_Records for this exercise_
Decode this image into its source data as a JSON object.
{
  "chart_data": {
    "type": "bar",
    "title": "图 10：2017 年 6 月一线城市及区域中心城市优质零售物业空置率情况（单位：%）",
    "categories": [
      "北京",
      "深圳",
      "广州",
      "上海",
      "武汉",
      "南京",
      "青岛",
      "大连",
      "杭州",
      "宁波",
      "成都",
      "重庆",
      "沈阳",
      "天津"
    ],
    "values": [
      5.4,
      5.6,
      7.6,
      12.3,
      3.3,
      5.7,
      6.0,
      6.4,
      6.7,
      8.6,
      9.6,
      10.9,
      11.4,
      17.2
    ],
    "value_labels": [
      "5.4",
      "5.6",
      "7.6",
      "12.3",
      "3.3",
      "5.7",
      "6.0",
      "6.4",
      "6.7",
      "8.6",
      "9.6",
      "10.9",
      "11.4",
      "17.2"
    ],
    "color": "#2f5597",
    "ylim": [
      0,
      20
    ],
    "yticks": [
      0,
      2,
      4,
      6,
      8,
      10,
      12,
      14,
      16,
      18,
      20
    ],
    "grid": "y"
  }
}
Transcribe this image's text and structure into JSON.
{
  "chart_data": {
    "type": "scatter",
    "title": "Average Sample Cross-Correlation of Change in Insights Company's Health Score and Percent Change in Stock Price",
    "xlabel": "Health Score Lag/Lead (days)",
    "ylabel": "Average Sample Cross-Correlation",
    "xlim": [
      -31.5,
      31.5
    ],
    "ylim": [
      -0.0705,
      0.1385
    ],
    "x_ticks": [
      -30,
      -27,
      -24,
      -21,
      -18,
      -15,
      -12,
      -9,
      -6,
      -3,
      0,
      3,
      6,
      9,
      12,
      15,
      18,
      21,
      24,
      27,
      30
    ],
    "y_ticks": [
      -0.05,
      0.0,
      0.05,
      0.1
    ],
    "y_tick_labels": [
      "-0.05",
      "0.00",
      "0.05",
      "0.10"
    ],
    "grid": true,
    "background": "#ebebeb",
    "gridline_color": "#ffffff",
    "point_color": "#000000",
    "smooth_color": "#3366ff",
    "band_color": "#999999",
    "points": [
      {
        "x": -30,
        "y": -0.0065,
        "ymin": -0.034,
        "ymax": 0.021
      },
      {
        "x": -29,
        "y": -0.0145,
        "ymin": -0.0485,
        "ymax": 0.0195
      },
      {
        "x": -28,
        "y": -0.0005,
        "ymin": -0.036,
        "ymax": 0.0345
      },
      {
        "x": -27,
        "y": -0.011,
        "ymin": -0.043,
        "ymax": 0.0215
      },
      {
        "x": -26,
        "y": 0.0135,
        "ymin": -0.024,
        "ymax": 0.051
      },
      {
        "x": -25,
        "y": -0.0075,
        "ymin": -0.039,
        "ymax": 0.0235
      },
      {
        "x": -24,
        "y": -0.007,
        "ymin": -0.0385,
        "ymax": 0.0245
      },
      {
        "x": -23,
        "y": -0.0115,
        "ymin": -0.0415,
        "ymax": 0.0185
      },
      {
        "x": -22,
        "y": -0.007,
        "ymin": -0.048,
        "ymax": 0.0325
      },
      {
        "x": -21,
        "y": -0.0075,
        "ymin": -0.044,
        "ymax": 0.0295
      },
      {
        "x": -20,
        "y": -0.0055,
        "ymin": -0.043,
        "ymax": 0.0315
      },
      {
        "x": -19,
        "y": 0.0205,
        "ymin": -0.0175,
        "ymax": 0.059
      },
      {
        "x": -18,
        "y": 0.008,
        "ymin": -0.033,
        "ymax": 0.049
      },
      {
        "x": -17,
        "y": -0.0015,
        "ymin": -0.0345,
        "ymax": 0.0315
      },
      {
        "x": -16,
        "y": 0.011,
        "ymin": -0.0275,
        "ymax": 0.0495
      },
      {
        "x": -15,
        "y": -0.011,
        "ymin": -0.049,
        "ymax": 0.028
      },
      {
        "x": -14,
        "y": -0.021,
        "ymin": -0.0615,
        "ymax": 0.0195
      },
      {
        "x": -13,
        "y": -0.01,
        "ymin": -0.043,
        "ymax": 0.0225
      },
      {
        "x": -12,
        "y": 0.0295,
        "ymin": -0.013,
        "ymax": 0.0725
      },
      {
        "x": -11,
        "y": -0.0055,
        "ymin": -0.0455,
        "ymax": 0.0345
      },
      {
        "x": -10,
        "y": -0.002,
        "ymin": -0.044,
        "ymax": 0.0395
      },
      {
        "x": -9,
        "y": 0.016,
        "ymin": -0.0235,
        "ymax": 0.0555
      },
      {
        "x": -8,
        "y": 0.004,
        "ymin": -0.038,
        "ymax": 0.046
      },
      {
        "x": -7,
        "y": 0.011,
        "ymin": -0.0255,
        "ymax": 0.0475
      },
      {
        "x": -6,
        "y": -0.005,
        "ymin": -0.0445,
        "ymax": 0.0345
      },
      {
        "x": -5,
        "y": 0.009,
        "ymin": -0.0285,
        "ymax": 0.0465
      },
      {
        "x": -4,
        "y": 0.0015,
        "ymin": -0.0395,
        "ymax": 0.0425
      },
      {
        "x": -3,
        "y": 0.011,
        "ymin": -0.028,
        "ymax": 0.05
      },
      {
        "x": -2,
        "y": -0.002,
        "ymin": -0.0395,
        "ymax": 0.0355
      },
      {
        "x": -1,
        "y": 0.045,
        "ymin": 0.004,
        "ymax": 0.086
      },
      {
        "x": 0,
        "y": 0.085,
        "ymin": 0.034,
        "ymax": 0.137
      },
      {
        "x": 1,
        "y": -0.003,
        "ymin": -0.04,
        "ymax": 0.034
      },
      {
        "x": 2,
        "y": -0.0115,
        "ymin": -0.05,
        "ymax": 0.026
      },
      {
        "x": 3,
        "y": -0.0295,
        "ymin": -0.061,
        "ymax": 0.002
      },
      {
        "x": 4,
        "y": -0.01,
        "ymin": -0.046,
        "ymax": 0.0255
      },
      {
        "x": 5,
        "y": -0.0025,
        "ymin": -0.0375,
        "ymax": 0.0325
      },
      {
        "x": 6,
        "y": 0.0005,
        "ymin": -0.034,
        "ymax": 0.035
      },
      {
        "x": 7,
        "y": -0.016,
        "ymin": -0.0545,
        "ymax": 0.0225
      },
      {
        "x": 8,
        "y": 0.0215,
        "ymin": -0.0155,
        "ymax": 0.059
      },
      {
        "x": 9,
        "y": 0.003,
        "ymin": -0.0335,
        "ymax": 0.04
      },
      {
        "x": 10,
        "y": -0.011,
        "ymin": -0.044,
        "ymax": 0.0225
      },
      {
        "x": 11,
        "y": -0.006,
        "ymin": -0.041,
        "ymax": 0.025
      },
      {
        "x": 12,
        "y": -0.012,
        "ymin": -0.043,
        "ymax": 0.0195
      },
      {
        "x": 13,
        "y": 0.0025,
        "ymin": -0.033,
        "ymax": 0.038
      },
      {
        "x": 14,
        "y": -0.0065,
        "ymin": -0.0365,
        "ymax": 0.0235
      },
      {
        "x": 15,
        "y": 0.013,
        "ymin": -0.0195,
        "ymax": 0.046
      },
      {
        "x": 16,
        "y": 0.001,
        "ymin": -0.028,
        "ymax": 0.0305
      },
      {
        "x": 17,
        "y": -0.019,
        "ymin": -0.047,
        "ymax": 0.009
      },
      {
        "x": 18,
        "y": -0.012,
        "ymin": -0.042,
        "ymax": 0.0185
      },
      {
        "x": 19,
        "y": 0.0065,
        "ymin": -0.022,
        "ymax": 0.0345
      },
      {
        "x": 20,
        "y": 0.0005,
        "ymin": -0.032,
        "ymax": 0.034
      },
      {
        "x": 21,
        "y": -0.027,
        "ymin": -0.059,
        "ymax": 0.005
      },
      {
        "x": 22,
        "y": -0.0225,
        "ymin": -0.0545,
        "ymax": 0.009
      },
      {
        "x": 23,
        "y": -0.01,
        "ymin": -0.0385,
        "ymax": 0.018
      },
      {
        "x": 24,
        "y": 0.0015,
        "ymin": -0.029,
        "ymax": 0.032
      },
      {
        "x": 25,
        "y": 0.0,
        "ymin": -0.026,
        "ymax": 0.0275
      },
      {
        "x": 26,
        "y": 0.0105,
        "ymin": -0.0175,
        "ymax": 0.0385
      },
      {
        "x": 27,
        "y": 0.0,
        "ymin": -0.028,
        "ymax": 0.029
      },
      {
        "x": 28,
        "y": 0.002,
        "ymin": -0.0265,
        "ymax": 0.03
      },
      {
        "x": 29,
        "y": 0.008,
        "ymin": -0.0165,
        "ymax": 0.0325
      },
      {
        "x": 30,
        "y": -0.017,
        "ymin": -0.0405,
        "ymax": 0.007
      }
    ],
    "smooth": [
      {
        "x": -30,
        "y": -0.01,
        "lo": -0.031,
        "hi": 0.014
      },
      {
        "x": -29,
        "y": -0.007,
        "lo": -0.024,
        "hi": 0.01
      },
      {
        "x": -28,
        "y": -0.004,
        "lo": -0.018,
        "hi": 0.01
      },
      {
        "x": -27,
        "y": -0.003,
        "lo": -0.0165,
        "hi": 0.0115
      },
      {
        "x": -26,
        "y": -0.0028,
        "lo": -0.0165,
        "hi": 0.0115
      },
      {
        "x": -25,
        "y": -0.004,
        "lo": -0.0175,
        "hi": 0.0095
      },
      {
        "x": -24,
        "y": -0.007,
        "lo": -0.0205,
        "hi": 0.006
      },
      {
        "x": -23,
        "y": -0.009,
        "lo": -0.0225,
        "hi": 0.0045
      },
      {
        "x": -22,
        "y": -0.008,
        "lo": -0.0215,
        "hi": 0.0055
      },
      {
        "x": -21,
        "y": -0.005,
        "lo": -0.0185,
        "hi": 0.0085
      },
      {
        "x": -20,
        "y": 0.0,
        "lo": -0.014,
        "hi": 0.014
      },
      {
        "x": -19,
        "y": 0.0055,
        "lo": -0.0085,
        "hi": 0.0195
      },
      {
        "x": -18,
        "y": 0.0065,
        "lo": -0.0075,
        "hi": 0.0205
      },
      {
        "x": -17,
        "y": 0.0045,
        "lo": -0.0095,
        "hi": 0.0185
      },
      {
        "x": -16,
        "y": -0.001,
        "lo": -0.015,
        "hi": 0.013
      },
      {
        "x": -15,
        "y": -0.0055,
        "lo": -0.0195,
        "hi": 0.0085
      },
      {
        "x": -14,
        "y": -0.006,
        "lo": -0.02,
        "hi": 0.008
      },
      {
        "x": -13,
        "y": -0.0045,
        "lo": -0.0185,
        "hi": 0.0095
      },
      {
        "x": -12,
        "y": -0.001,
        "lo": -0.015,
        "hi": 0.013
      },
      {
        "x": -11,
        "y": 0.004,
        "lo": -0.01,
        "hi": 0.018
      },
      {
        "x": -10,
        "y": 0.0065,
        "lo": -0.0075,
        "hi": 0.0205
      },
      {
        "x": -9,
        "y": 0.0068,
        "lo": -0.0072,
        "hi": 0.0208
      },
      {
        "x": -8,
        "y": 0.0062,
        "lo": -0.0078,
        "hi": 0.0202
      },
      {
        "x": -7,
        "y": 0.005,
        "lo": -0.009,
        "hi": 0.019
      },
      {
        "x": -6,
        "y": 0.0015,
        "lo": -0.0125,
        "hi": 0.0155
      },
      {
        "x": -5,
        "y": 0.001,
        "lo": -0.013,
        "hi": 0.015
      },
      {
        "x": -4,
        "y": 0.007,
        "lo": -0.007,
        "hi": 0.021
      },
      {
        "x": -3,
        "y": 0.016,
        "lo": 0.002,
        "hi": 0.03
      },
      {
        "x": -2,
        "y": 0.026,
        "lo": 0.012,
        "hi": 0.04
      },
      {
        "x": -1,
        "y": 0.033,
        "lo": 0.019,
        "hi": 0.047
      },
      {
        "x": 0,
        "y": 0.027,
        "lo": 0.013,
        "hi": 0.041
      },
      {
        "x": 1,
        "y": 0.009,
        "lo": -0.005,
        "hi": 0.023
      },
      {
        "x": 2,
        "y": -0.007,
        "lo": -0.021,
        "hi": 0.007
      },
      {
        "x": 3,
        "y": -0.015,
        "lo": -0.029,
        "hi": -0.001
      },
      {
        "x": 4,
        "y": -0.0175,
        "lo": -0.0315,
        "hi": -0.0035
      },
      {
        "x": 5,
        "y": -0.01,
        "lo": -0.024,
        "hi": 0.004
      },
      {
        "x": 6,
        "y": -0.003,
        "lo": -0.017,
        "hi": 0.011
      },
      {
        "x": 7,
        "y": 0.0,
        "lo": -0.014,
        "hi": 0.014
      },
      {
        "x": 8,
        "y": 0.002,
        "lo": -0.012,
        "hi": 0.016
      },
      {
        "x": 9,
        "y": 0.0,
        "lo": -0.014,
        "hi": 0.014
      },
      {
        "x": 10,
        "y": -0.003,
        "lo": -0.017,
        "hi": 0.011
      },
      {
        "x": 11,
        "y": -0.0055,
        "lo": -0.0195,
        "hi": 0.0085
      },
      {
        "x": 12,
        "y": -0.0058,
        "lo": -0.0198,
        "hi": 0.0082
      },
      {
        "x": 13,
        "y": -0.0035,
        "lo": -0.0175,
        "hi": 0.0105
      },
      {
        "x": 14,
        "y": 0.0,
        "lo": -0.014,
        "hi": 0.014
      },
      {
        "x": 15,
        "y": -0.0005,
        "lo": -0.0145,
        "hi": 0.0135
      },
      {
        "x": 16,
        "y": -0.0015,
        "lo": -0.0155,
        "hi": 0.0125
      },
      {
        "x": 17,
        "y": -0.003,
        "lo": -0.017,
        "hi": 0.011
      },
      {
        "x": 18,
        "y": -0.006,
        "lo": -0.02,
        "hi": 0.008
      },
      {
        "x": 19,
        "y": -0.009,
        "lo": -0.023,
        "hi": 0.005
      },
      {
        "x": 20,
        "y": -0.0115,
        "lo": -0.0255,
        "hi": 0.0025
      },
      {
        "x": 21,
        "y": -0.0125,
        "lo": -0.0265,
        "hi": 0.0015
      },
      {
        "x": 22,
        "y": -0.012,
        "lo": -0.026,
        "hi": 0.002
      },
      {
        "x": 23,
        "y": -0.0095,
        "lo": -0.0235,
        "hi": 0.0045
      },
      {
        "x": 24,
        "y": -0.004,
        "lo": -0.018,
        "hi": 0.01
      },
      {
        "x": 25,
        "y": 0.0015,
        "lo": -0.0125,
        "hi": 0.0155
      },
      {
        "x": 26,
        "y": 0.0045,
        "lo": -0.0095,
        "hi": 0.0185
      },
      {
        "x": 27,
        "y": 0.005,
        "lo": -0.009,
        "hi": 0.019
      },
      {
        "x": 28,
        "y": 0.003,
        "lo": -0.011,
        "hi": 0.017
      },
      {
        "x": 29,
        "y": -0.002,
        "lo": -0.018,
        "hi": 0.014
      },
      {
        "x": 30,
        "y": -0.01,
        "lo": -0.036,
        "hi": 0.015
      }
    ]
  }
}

_Requirements_
Where a line above contains the word "Average", copy that line.

_Expected answer_
    "title": "Average Sample Cross-Correlation of Change in Insights Company's Health Score and Percent Change in Stock Price",
    "ylabel": "Average Sample Cross-Correlation",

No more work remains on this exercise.